(Problem):
Count every line that has "يحيى" in it and give the total, nothing more.

————

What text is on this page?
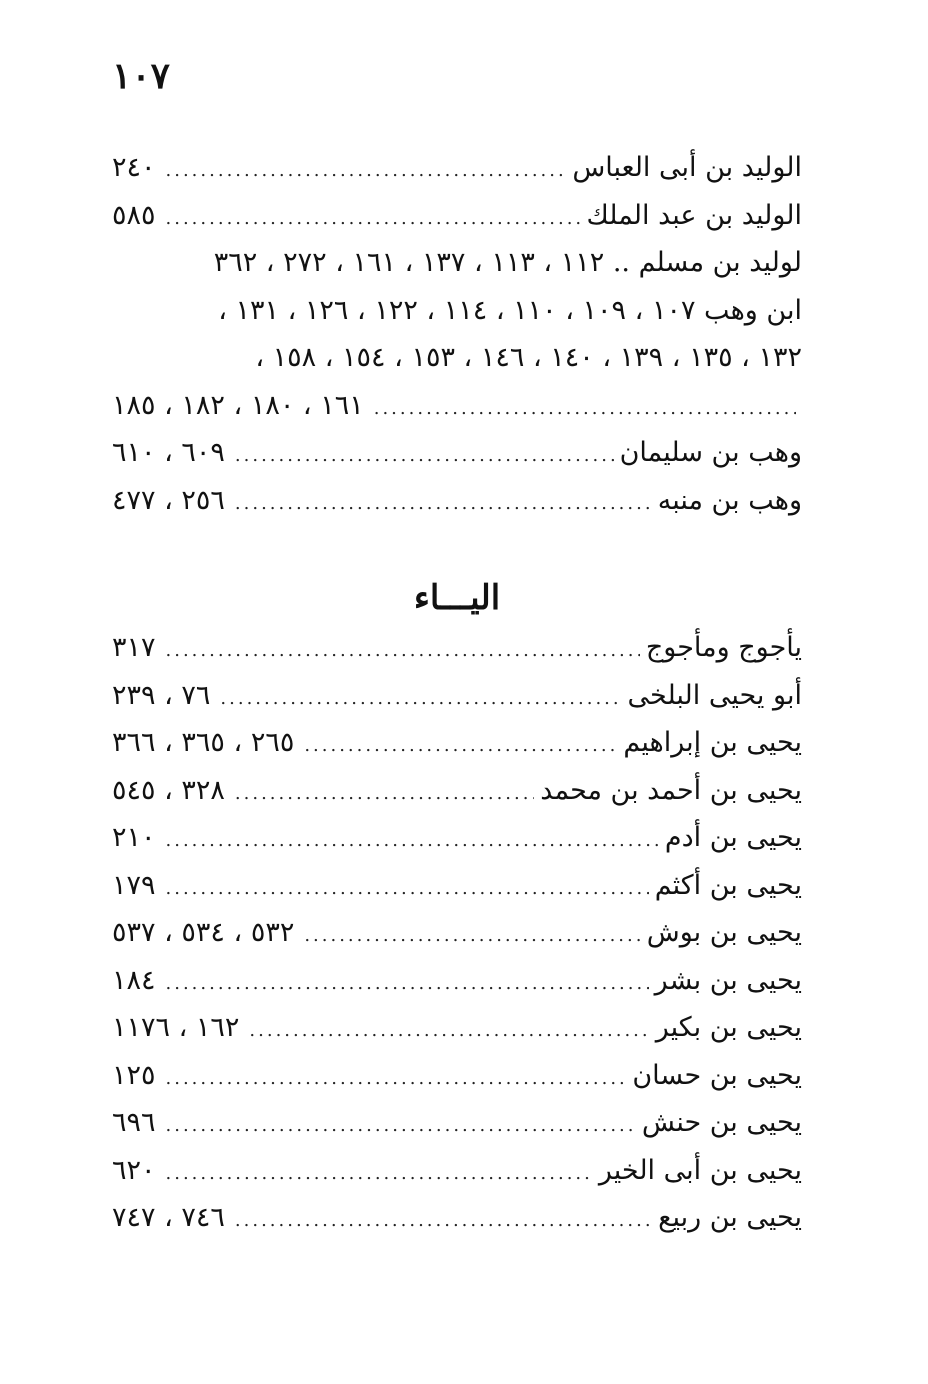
١٠٧
الوليد بن أبى العباس
.....
٢٤٠
الوليد بن عبد الملك
.....
٥٨٥
لوليد بن مسلم .. ١١٢ ، ١١٣ ، ١٣٧ ، ١٦١ ، ٢٧٢ ، ٣٦٢
ابن وهب ١٠٧ ، ١٠٩ ، ١١٠ ، ١١٤ ، ١٢٢ ، ١٢٦ ، ١٣١ ،
١٣٢ ، ١٣٥ ، ١٣٩ ، ١٤٠ ، ١٤٦ ، ١٥٣ ، ١٥٤ ، ١٥٨ ،
.....
١٦١ ، ١٨٠ ، ١٨٢ ، ١٨٥
وهب بن سليمان
.....
٦٠٩ ، ٦١٠
وهب بن منبه
.....
٢٥٦ ، ٤٧٧
اليـــاء
يأجوج ومأجوج
.....
٣١٧
أبو يحيى البلخى
.....
٧٦ ، ٢٣٩
يحيى بن إبراهيم
.....
٢٦٥ ، ٣٦٥ ، ٣٦٦
يحيى بن أحمد بن محمد
.....
٣٢٨ ، ٥٤٥
يحيى بن أدم
.....
٢١٠
يحيى بن أكثم
.....
١٧٩
يحيى بن بوش
.....
٥٣٢ ، ٥٣٤ ، ٥٣٧
يحيى بن بشر
.....
١٨٤
يحيى بن بكير
.....
١٦٢ ، ١١٧٦
يحيى بن حسان
.....
١٢٥
يحيى بن حنش
.....
٦٩٦
يحيى بن أبى الخير
.....
٦٢٠
يحيى بن ربيع
.....
٧٤٦ ، ٧٤٧
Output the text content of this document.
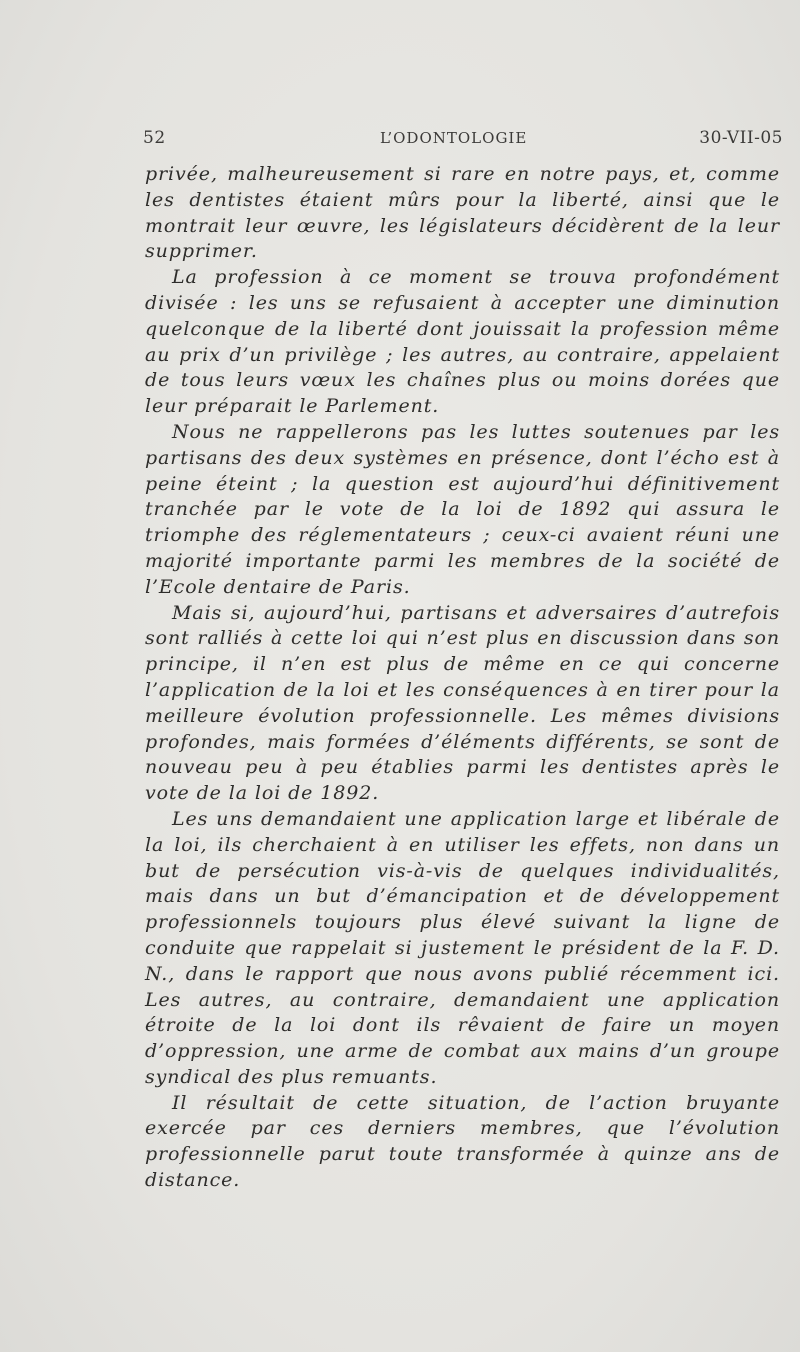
52	L’ODONTOLOGIE	30-VII-05

privée, malheureusement si rare en notre pays, et, comme les dentistes étaient mûrs pour la liberté, ainsi que le montrait leur œuvre, les législateurs décidèrent de la leur supprimer.

La profession à ce moment se trouva profondément divisée : les uns se refusaient à accepter une diminution quelconque de la liberté dont jouissait la profession même au prix d’un privilège ; les autres, au contraire, appelaient de tous leurs vœux les chaînes plus ou moins dorées que leur préparait le Parlement.

Nous ne rappellerons pas les luttes soutenues par les partisans des deux systèmes en présence, dont l’écho est à peine éteint ; la question est aujourd’hui définitivement tranchée par le vote de la loi de 1892 qui assura le triomphe des réglementateurs ; ceux-ci avaient réuni une majorité importante parmi les membres de la société de l’Ecole dentaire de Paris.

Mais si, aujourd’hui, partisans et adversaires d’autrefois sont ralliés à cette loi qui n’est plus en discussion dans son principe, il n’en est plus de même en ce qui concerne l’application de la loi et les conséquences à en tirer pour la meilleure évolution professionnelle. Les mêmes divisions profondes, mais formées d’éléments différents, se sont de nouveau peu à peu établies parmi les dentistes après le vote de la loi de 1892.

Les uns demandaient une application large et libérale de la loi, ils cherchaient à en utiliser les effets, non dans un but de persécution vis-à-vis de quelques individualités, mais dans un but d’émancipation et de développement professionnels toujours plus élevé suivant la ligne de conduite que rappelait si justement le président de la F. D. N., dans le rapport que nous avons publié récemment ici. Les autres, au contraire, demandaient une application étroite de la loi dont ils rêvaient de faire un moyen d’oppression, une arme de combat aux mains d’un groupe syndical des plus remuants.

Il résultait de cette situation, de l’action bruyante exercée par ces derniers membres, que l’évolution professionnelle parut toute transformée à quinze ans de distance.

————

(Finished task):
12